Task goal: Show all lines of the listing that hold the word "它们会立即向别的安静的角落蹦去".

Task data:
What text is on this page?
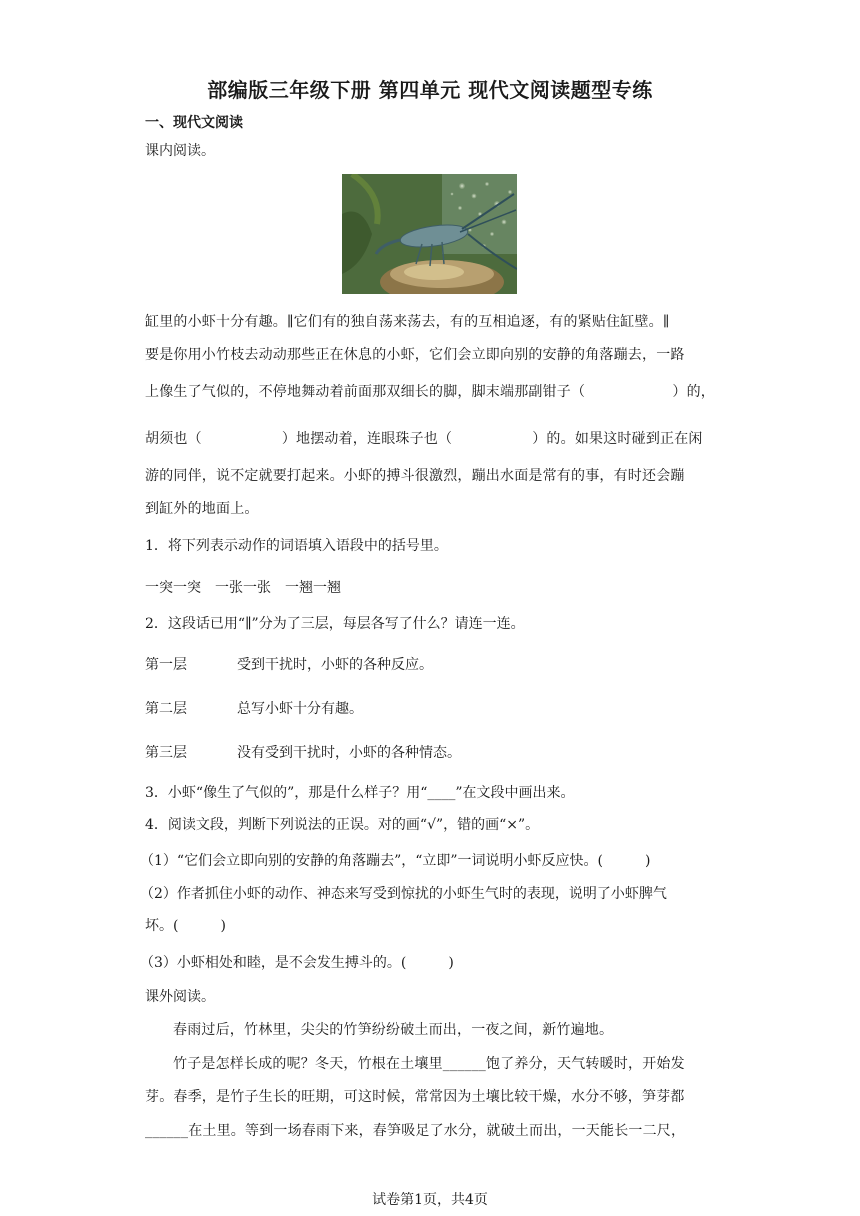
部编版三年级下册 第四单元 现代文阅读题型专练
一、现代文阅读
课内阅读。
缸里的小虾十分有趣。∥它们有的独自荡来荡去，有的互相追逐，有的紧贴住缸壁。∥
要是你用小竹枝去动动那些正在休息的小虾，它们会立即向别的安静的角落蹦去，一路
上像生了气似的，不停地舞动着前面那双细长的脚，脚末端那副钳子（	）的，
胡须也（	）地摆动着，连眼珠子也（	）的。如果这时碰到正在闲
游的同伴，说不定就要打起来。小虾的搏斗很激烈，蹦出水面是常有的事，有时还会蹦
到缸外的地面上。
1．将下列表示动作的词语填入语段中的括号里。
一突一突　一张一张　一翘一翘
2．这段话已用“∥”分为了三层，每层各写了什么？请连一连。
第一层	受到干扰时，小虾的各种反应。
第二层	总写小虾十分有趣。
第三层	没有受到干扰时，小虾的各种情态。
3．小虾“像生了气似的”，那是什么样子？用“____”在文段中画出来。
4．阅读文段，判断下列说法的正误。对的画“√”，错的画“×”。
（1）“它们会立即向别的安静的角落蹦去”，“立即”一词说明小虾反应快。(　　　)
（2）作者抓住小虾的动作、神态来写受到惊扰的小虾生气时的表现，说明了小虾脾气
坏。(　　　)
（3）小虾相处和睦，是不会发生搏斗的。(　　　)
课外阅读。
春雨过后，竹林里，尖尖的竹笋纷纷破土而出，一夜之间，新竹遍地。
竹子是怎样长成的呢？冬天，竹根在土壤里______饱了养分，天气转暖时，开始发
芽。春季，是竹子生长的旺期，可这时候，常常因为土壤比较干燥，水分不够，笋芽都
______在土里。等到一场春雨下来，春笋吸足了水分，就破土而出，一天能长一二尺，
试卷第1页，共4页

Finished answer:
要是你用小竹枝去动动那些正在休息的小虾，它们会立即向别的安静的角落蹦去，一路
（1）“它们会立即向别的安静的角落蹦去”，“立即”一词说明小虾反应快。(　　　)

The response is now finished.